Task requirements: Output the records exactly. Include every line.

Extracted records:

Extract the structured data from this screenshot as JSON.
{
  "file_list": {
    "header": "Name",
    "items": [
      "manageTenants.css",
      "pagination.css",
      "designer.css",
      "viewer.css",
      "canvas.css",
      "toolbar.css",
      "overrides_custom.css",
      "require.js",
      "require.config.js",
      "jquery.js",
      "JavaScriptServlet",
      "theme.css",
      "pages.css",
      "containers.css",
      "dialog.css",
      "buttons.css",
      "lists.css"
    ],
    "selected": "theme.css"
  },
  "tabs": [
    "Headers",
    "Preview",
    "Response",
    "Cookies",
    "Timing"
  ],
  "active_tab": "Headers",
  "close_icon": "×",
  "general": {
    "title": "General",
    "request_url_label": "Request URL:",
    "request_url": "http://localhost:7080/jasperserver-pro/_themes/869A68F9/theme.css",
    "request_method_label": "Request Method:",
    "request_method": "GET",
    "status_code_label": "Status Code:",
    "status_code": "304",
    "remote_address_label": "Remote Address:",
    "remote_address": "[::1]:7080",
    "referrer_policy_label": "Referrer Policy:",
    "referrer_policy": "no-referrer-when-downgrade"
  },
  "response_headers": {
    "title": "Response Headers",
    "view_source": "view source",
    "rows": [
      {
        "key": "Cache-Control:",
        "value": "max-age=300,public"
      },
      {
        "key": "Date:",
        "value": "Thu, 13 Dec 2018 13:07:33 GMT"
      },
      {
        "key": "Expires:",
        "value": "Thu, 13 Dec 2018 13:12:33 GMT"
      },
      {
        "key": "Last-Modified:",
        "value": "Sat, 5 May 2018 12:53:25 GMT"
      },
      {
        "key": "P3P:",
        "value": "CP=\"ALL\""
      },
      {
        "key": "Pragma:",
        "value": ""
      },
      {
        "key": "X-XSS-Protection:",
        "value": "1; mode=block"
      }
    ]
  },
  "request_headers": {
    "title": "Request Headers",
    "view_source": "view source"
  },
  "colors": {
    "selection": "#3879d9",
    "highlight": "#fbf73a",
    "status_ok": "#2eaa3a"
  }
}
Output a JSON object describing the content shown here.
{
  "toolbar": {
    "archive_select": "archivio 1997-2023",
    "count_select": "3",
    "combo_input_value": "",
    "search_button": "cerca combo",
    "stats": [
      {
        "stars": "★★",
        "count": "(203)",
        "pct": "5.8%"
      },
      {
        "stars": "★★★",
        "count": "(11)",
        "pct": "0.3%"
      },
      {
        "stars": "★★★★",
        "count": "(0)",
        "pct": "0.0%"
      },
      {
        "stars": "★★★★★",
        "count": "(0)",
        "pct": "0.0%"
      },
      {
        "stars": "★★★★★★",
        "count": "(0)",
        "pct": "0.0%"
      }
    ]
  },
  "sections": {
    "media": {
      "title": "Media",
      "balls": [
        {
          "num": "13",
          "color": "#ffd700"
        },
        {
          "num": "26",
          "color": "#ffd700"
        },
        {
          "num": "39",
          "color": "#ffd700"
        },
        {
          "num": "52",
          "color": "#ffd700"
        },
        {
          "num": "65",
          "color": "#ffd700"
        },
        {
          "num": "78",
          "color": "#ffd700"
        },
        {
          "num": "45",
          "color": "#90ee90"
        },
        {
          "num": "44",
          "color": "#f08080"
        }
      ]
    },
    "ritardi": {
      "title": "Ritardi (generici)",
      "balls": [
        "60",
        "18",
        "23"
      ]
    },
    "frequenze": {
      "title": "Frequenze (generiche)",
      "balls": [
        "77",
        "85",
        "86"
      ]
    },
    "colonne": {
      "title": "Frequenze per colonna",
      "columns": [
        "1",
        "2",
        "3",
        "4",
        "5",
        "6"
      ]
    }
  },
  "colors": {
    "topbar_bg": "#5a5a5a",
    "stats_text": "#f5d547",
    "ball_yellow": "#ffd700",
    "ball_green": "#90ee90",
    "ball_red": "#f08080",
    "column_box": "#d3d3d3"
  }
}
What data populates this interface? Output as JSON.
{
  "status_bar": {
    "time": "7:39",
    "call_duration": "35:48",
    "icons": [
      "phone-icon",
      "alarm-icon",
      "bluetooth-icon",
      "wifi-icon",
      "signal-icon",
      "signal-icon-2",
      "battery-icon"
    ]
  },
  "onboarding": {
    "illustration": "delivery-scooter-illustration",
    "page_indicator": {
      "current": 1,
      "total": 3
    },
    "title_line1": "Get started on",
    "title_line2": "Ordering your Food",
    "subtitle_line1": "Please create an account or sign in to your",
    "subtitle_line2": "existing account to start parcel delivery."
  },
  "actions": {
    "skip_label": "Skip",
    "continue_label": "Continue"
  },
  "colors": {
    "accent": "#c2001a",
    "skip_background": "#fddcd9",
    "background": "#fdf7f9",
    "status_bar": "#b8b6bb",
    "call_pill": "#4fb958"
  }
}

Response to the exercise:
Extract the structured data from this screenshot as JSON.
{
  "file_list": {
    "header": "Name",
    "items": [
      "manageTenants.css",
      "pagination.css",
      "designer.css",
      "viewer.css",
      "canvas.css",
      "toolbar.css",
      "overrides_custom.css",
      "require.js",
      "require.config.js",
      "jquery.js",
      "JavaScriptServlet",
      "theme.css",
      "pages.css",
      "containers.css",
      "dialog.css",
      "buttons.css",
      "lists.css"
    ],
    "selected": "theme.css"
  },
  "tabs": [
    "Headers",
    "Preview",
    "Response",
    "Cookies",
    "Timing"
  ],
  "active_tab": "Headers",
  "close_icon": "×",
  "general": {
    "title": "General",
    "request_url_label": "Request URL:",
    "request_url": "http://localhost:7080/jasperserver-pro/_themes/869A68F9/theme.css",
    "request_method_label": "Request Method:",
    "request_method": "GET",
    "status_code_label": "Status Code:",
    "status_code": "304",
    "remote_address_label": "Remote Address:",
    "remote_address": "[::1]:7080",
    "referrer_policy_label": "Referrer Policy:",
    "referrer_policy": "no-referrer-when-downgrade"
  },
  "response_headers": {
    "title": "Response Headers",
    "view_source": "view source",
    "rows": [
      {
        "key": "Cache-Control:",
        "value": "max-age=300,public"
      },
      {
        "key": "Date:",
        "value": "Thu, 13 Dec 2018 13:07:33 GMT"
      },
      {
        "key": "Expires:",
        "value": "Thu, 13 Dec 2018 13:12:33 GMT"
      },
      {
        "key": "Last-Modified:",
        "value": "Sat, 5 May 2018 12:53:25 GMT"
      },
      {
        "key": "P3P:",
        "value": "CP=\"ALL\""
      },
      {
        "key": "Pragma:",
        "value": ""
      },
      {
        "key": "X-XSS-Protection:",
        "value": "1; mode=block"
      }
    ]
  },
  "request_headers": {
    "title": "Request Headers",
    "view_source": "view source"
  },
  "colors": {
    "selection": "#3879d9",
    "highlight": "#fbf73a",
    "status_ok": "#2eaa3a"
  }
}
Output a JSON object describing the content shown here.
{
  "toolbar": {
    "archive_select": "archivio 1997-2023",
    "count_select": "3",
    "combo_input_value": "",
    "search_button": "cerca combo",
    "stats": [
      {
        "stars": "★★",
        "count": "(203)",
        "pct": "5.8%"
      },
      {
        "stars": "★★★",
        "count": "(11)",
        "pct": "0.3%"
      },
      {
        "stars": "★★★★",
        "count": "(0)",
        "pct": "0.0%"
      },
      {
        "stars": "★★★★★",
        "count": "(0)",
        "pct": "0.0%"
      },
      {
        "stars": "★★★★★★",
        "count": "(0)",
        "pct": "0.0%"
      }
    ]
  },
  "sections": {
    "media": {
      "title": "Media",
      "balls": [
        {
          "num": "13",
          "color": "#ffd700"
        },
        {
          "num": "26",
          "color": "#ffd700"
        },
        {
          "num": "39",
          "color": "#ffd700"
        },
        {
          "num": "52",
          "color": "#ffd700"
        },
        {
          "num": "65",
          "color": "#ffd700"
        },
        {
          "num": "78",
          "color": "#ffd700"
        },
        {
          "num": "45",
          "color": "#90ee90"
        },
        {
          "num": "44",
          "color": "#f08080"
        }
      ]
    },
    "ritardi": {
      "title": "Ritardi (generici)",
      "balls": [
        "60",
        "18",
        "23"
      ]
    },
    "frequenze": {
      "title": "Frequenze (generiche)",
      "balls": [
        "77",
        "85",
        "86"
      ]
    },
    "colonne": {
      "title": "Frequenze per colonna",
      "columns": [
        "1",
        "2",
        "3",
        "4",
        "5",
        "6"
      ]
    }
  },
  "colors": {
    "topbar_bg": "#5a5a5a",
    "stats_text": "#f5d547",
    "ball_yellow": "#ffd700",
    "ball_green": "#90ee90",
    "ball_red": "#f08080",
    "column_box": "#d3d3d3"
  }
}
What data populates this interface? Output as JSON.
{
  "status_bar": {
    "time": "7:39",
    "call_duration": "35:48",
    "icons": [
      "phone-icon",
      "alarm-icon",
      "bluetooth-icon",
      "wifi-icon",
      "signal-icon",
      "signal-icon-2",
      "battery-icon"
    ]
  },
  "onboarding": {
    "illustration": "delivery-scooter-illustration",
    "page_indicator": {
      "current": 1,
      "total": 3
    },
    "title_line1": "Get started on",
    "title_line2": "Ordering your Food",
    "subtitle_line1": "Please create an account or sign in to your",
    "subtitle_line2": "existing account to start parcel delivery."
  },
  "actions": {
    "skip_label": "Skip",
    "continue_label": "Continue"
  },
  "colors": {
    "accent": "#c2001a",
    "skip_background": "#fddcd9",
    "background": "#fdf7f9",
    "status_bar": "#b8b6bb",
    "call_pill": "#4fb958"
  }
}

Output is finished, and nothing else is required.